Data records
· · · · ·

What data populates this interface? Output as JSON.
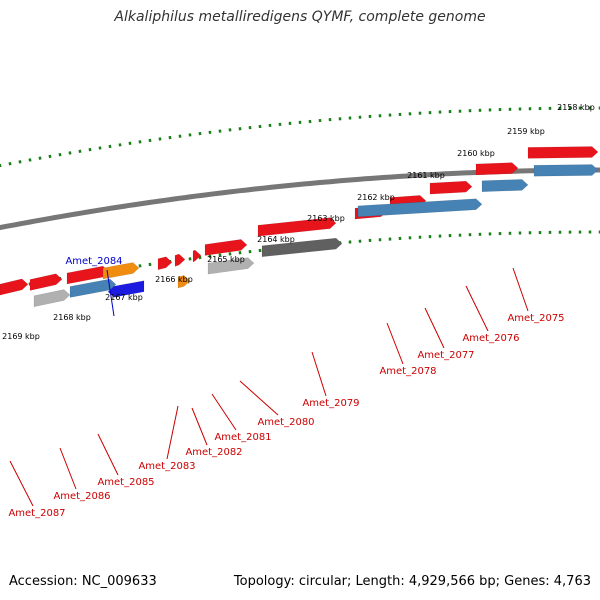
{
  "title": "Alkaliphilus metalliredigens QYMF, complete genome",
  "footer": {
    "accession": "Accession: NC_009633",
    "summary": "Topology: circular; Length: 4,929,566 bp; Genes: 4,763"
  },
  "colors": {
    "backbone": "#777777",
    "tick": "#1a7f1a",
    "gene_red": "#e8141c",
    "gene_orange": "#f08c10",
    "gene_blue": "#1c1ce0",
    "gene_steel": "#4682b4",
    "gene_gray": "#b0b0b0",
    "gene_darkgray": "#606060",
    "label_red": "#cc0000",
    "label_blue": "#0000cc"
  },
  "scale_labels": [
    "2158 kbp",
    "2159 kbp",
    "2160 kbp",
    "2161 kbp",
    "2162 kbp",
    "2163 kbp",
    "2164 kbp",
    "2165 kbp",
    "2166 kbp",
    "2167 kbp",
    "2168 kbp",
    "2169 kbp"
  ],
  "gene_labels": [
    {
      "text": "Amet_2075",
      "color": "red"
    },
    {
      "text": "Amet_2076",
      "color": "red"
    },
    {
      "text": "Amet_2077",
      "color": "red"
    },
    {
      "text": "Amet_2078",
      "color": "red"
    },
    {
      "text": "Amet_2079",
      "color": "red"
    },
    {
      "text": "Amet_2080",
      "color": "red"
    },
    {
      "text": "Amet_2081",
      "color": "red"
    },
    {
      "text": "Amet_2082",
      "color": "red"
    },
    {
      "text": "Amet_2083",
      "color": "red"
    },
    {
      "text": "Amet_2084",
      "color": "blue"
    },
    {
      "text": "Amet_2085",
      "color": "red"
    },
    {
      "text": "Amet_2086",
      "color": "red"
    },
    {
      "text": "Amet_2087",
      "color": "red"
    }
  ]
}
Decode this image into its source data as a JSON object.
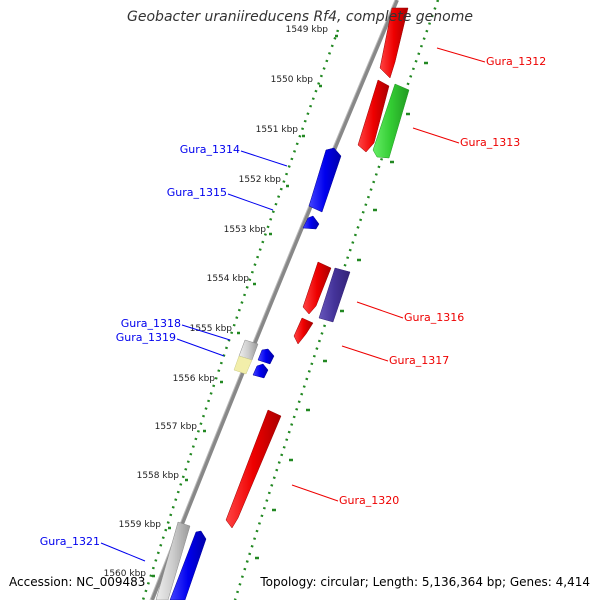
{
  "title": "Geobacter uraniireducens Rf4, complete genome",
  "footer": {
    "accession": "Accession: NC_009483",
    "summary": "Topology: circular; Length: 5,136,364 bp; Genes: 4,414"
  },
  "ruler": {
    "unit_suffix": " kbp",
    "ticks": [
      "1549 kbp",
      "1550 kbp",
      "1551 kbp",
      "1552 kbp",
      "1553 kbp",
      "1554 kbp",
      "1555 kbp",
      "1556 kbp",
      "1557 kbp",
      "1558 kbp",
      "1559 kbp",
      "1560 kbp"
    ]
  },
  "colors": {
    "forward_gene": "#ee0000",
    "reverse_gene": "#0000ee",
    "other_gene": "#33cc33",
    "pseudo_gene": "#443399",
    "rna": "#cccccc",
    "misc": "#f2eeaa",
    "backbone": "#888888",
    "tick_dots": "#228822"
  },
  "genes_right": [
    {
      "label": "Gura_1312"
    },
    {
      "label": "Gura_1313"
    },
    {
      "label": "Gura_1316"
    },
    {
      "label": "Gura_1317"
    },
    {
      "label": "Gura_1320"
    }
  ],
  "genes_left": [
    {
      "label": "Gura_1314"
    },
    {
      "label": "Gura_1315"
    },
    {
      "label": "Gura_1318"
    },
    {
      "label": "Gura_1319"
    },
    {
      "label": "Gura_1321"
    }
  ]
}
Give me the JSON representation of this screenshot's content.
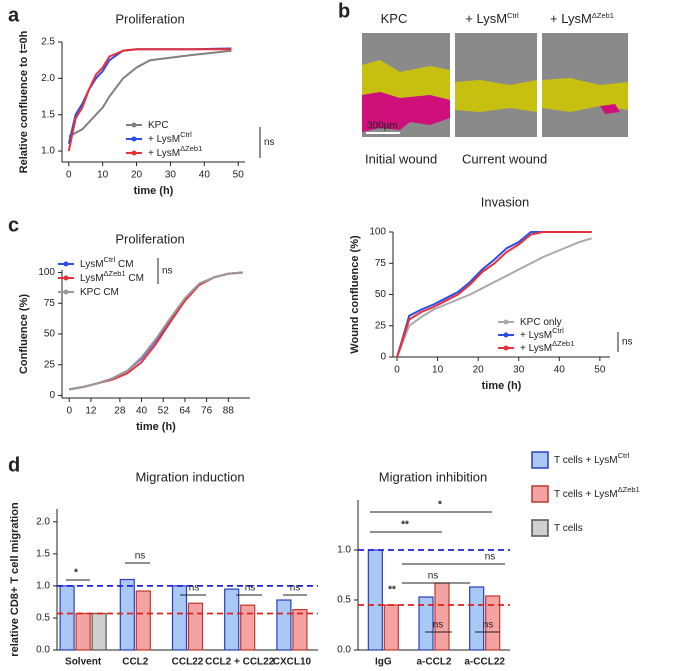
{
  "chart_data": [
    {
      "type": "line",
      "panel": "a",
      "title": "Proliferation",
      "xlabel": "time (h)",
      "ylabel": "Relative confluence to t=0h",
      "x": [
        0,
        2,
        4,
        6,
        8,
        10,
        12,
        16,
        20,
        24,
        36,
        48
      ],
      "series": [
        {
          "name": "KPC",
          "color": "#808080",
          "values": [
            1.2,
            1.25,
            1.3,
            1.4,
            1.5,
            1.6,
            1.75,
            2.0,
            2.15,
            2.25,
            2.32,
            2.38
          ]
        },
        {
          "name": "+ LysM",
          "sup": "Ctrl",
          "color": "#2b4ee8",
          "values": [
            1.1,
            1.5,
            1.65,
            1.85,
            2.0,
            2.1,
            2.25,
            2.38,
            2.4,
            2.4,
            2.4,
            2.41
          ]
        },
        {
          "name": "+ LysM",
          "sup": "ΔZeb1",
          "color": "#e8303a",
          "values": [
            1.0,
            1.45,
            1.6,
            1.85,
            2.05,
            2.15,
            2.3,
            2.38,
            2.4,
            2.4,
            2.4,
            2.4
          ]
        }
      ],
      "annotations": [
        {
          "text": "ns",
          "color": "#222"
        }
      ],
      "xlim": [
        -2,
        52
      ],
      "xticks": [
        0,
        10,
        20,
        30,
        40,
        50
      ],
      "ylim": [
        0.85,
        2.5
      ],
      "yticks": [
        {
          "value": 1,
          "label": "1.0"
        },
        {
          "value": 1.5,
          "label": "1.5"
        },
        {
          "value": 2,
          "label": "2.0"
        },
        {
          "value": 2.5,
          "label": "2.5"
        }
      ]
    },
    {
      "type": "line",
      "title": "Invasion",
      "xlabel": "time (h)",
      "ylabel": "Wound confluence (%)",
      "x": [
        0,
        3,
        6,
        9,
        12,
        15,
        18,
        21,
        24,
        27,
        30,
        33,
        36,
        39,
        42,
        45,
        48
      ],
      "series": [
        {
          "name": "KPC only",
          "color": "#aaaaaa",
          "values": [
            0,
            25,
            32,
            38,
            42,
            46,
            50,
            55,
            60,
            65,
            70,
            75,
            80,
            84,
            88,
            92,
            95
          ]
        },
        {
          "name": "+ LysM",
          "sup": "Ctrl",
          "color": "#2b4ee8",
          "values": [
            0,
            33,
            38,
            42,
            47,
            52,
            60,
            70,
            78,
            87,
            92,
            100,
            100,
            100,
            100,
            100,
            100
          ]
        },
        {
          "name": "+ LysM",
          "sup": "ΔZeb1",
          "color": "#e8303a",
          "values": [
            0,
            30,
            36,
            40,
            45,
            50,
            58,
            68,
            75,
            84,
            90,
            98,
            100,
            100,
            100,
            100,
            100
          ]
        }
      ],
      "annotations": [
        {
          "text": "ns",
          "color": "#222"
        }
      ],
      "xlim": [
        -1,
        52.5
      ],
      "xticks": [
        0,
        10,
        20,
        30,
        40,
        50
      ],
      "ylim": [
        0,
        100
      ],
      "yticks": [
        0,
        25,
        50,
        75,
        100
      ]
    },
    {
      "type": "line",
      "panel": "c",
      "title": "Proliferation",
      "xlabel": "time (h)",
      "ylabel": "Confluence (%)",
      "x": [
        0,
        8,
        16,
        24,
        32,
        40,
        48,
        56,
        64,
        72,
        80,
        88,
        96
      ],
      "series": [
        {
          "name": "LysM",
          "sup": "Ctrl",
          "post": " CM",
          "color": "#2b4ee8",
          "values": [
            5,
            7,
            10,
            14,
            20,
            30,
            45,
            62,
            78,
            90,
            96,
            99,
            100
          ]
        },
        {
          "name": "LysM",
          "sup": "ΔZeb1",
          "post": " CM",
          "color": "#e8303a",
          "values": [
            5,
            7,
            10,
            13,
            18,
            27,
            42,
            60,
            77,
            90,
            96,
            99,
            100
          ]
        },
        {
          "name": "KPC CM",
          "color": "#999999",
          "values": [
            5,
            7,
            10,
            14,
            20,
            31,
            46,
            63,
            79,
            91,
            96,
            99,
            100
          ]
        }
      ],
      "annotations": [
        {
          "text": "ns",
          "color": "#222"
        }
      ],
      "xlim": [
        -4,
        100
      ],
      "xticks": [
        0,
        12,
        28,
        40,
        52,
        64,
        76,
        88
      ],
      "ylim": [
        -2,
        102
      ],
      "yticks": [
        0,
        25,
        50,
        75,
        100
      ]
    },
    {
      "type": "bar",
      "panel": "d",
      "title": "Migration induction",
      "ylabel": "relative CD8+ T cell migration",
      "categories": [
        "Solvent",
        "CCL2",
        "CCL22",
        "CCL2 + CCL22",
        "CXCL10"
      ],
      "series": [
        {
          "name": "T cells + LysM",
          "sup": "Ctrl",
          "color": "#a9c8f3",
          "edgecolor": "#2a3fbf",
          "values": [
            1.0,
            1.1,
            1.0,
            0.95,
            0.78
          ]
        },
        {
          "name": "T cells + LysM",
          "sup": "ΔZeb1",
          "color": "#f4a3a3",
          "edgecolor": "#c0392b",
          "values": [
            0.57,
            0.92,
            0.73,
            0.7,
            0.63
          ]
        },
        {
          "name": "T cells",
          "color": "#cfcfcf",
          "edgecolor": "#555555",
          "values": [
            0.57,
            null,
            null,
            null,
            null
          ]
        }
      ],
      "ref_lines": [
        {
          "value": 1.0,
          "color": "#1f1fe0"
        },
        {
          "value": 0.57,
          "color": "#e01f1f"
        }
      ],
      "annotations": [
        {
          "text": "*",
          "color": "#111"
        },
        {
          "text": "ns",
          "color": "#222"
        },
        {
          "text": "ns",
          "color": "#222"
        },
        {
          "text": "ns",
          "color": "#222"
        },
        {
          "text": "ns",
          "color": "#222"
        }
      ],
      "ylim": [
        0,
        2.2
      ],
      "yticks": [
        {
          "value": 0,
          "label": "0.0"
        },
        {
          "value": 0.5,
          "label": "0.5"
        },
        {
          "value": 1,
          "label": "1.0"
        },
        {
          "value": 1.5,
          "label": "1.5"
        },
        {
          "value": 2,
          "label": "2.0"
        }
      ]
    },
    {
      "type": "bar",
      "title": "Migration inhibition",
      "categories": [
        "IgG",
        "a-CCL2",
        "a-CCL22"
      ],
      "series": [
        {
          "color": "#a9c8f3",
          "edgecolor": "#2a3fbf",
          "values": [
            1.0,
            0.53,
            0.63
          ]
        },
        {
          "color": "#f4a3a3",
          "edgecolor": "#c0392b",
          "values": [
            0.45,
            0.67,
            0.54
          ]
        }
      ],
      "ref_lines": [
        {
          "value": 1.0,
          "color": "#1f1fe0"
        },
        {
          "value": 0.45,
          "color": "#e01f1f"
        }
      ],
      "annotations": [
        {
          "text": "*",
          "color": "#1f1fe0"
        },
        {
          "text": "**",
          "color": "#1f1fe0"
        },
        {
          "text": "ns",
          "color": "#e01f1f"
        },
        {
          "text": "ns",
          "color": "#e01f1f"
        },
        {
          "text": "**",
          "color": "#111"
        },
        {
          "text": "ns",
          "color": "#222"
        },
        {
          "text": "ns",
          "color": "#222"
        }
      ],
      "ylim": [
        0,
        1.5
      ],
      "yticks": [
        {
          "value": 0,
          "label": "0.0"
        },
        {
          "value": 0.5,
          "label": "0.5"
        },
        {
          "value": 1,
          "label": "1.0"
        }
      ]
    }
  ],
  "images": {
    "panel": "b",
    "columns": [
      {
        "name": "KPC"
      },
      {
        "name": "+ LysM",
        "sup": "Ctrl"
      },
      {
        "name": "+ LysM",
        "sup": "ΔZeb1"
      }
    ],
    "scale_bar": "300µm",
    "legend": [
      {
        "name": "Initial wound",
        "color": "#b3ad00"
      },
      {
        "name": "Current wound",
        "color": "#c8157a"
      }
    ]
  }
}
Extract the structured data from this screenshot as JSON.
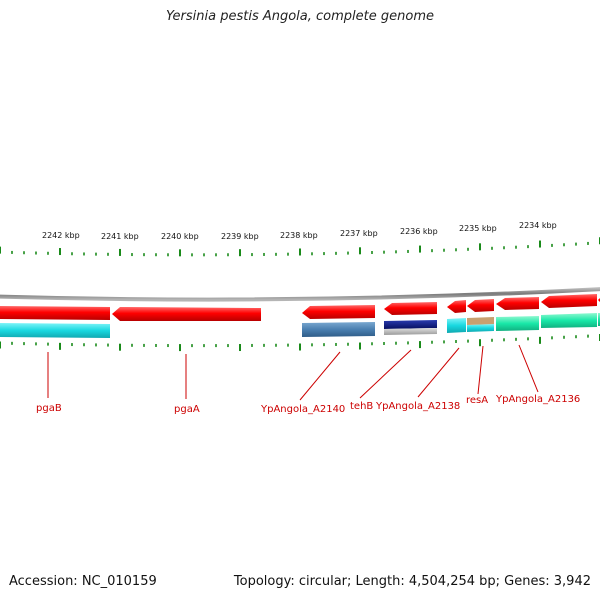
{
  "title": "Yersinia pestis Angola, complete genome",
  "footer": {
    "accession": "Accession: NC_010159",
    "summary": "Topology: circular; Length: 4,504,254 bp; Genes: 3,942"
  },
  "colors": {
    "backbone": "#8a8a8a",
    "tick": "#1a8a1a",
    "gene_red": "#ff0000",
    "label_red": "#cc0000",
    "cyan": "#18d8e0",
    "steel_blue": "#4a7fb0",
    "navy": "#0a1a88",
    "teal_green": "#18e8a8",
    "tan": "#c8a070"
  },
  "scale_labels": [
    "2242 kbp",
    "2241 kbp",
    "2240 kbp",
    "2239 kbp",
    "2238 kbp",
    "2237 kbp",
    "2236 kbp",
    "2235 kbp",
    "2234 kbp"
  ],
  "gene_labels": [
    "pgaB",
    "pgaA",
    "YpAngola_A2140",
    "tehB",
    "YpAngola_A2138",
    "resA",
    "YpAngola_A2136"
  ]
}
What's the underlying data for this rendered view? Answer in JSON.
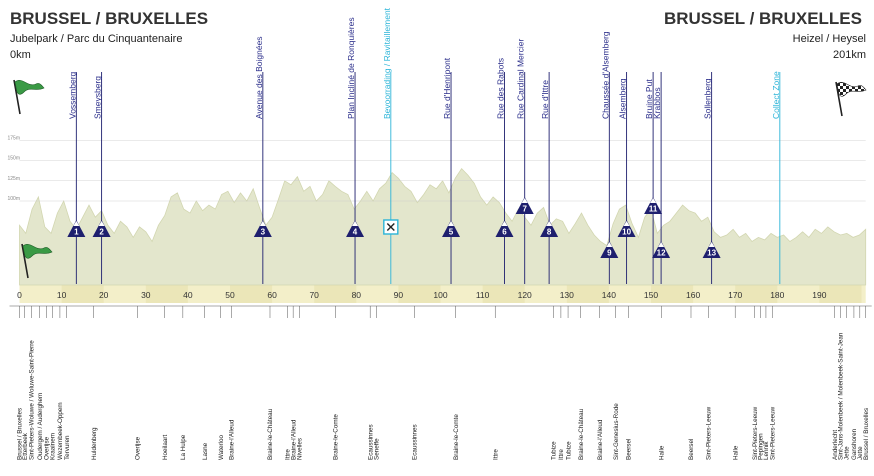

· · · · ·

— ABOUT THIS TASK —
Of all the lines in the data above, show only those that hold the word "ylabel".

— WORKED SOLUTION —
      "ylabel": "Relative confluence to t=0h",
      "ylabel": "Wound confluence (%)",
      "ylabel": "Confluence (%)",
      "ylabel": "relative CD8+ T cell migration",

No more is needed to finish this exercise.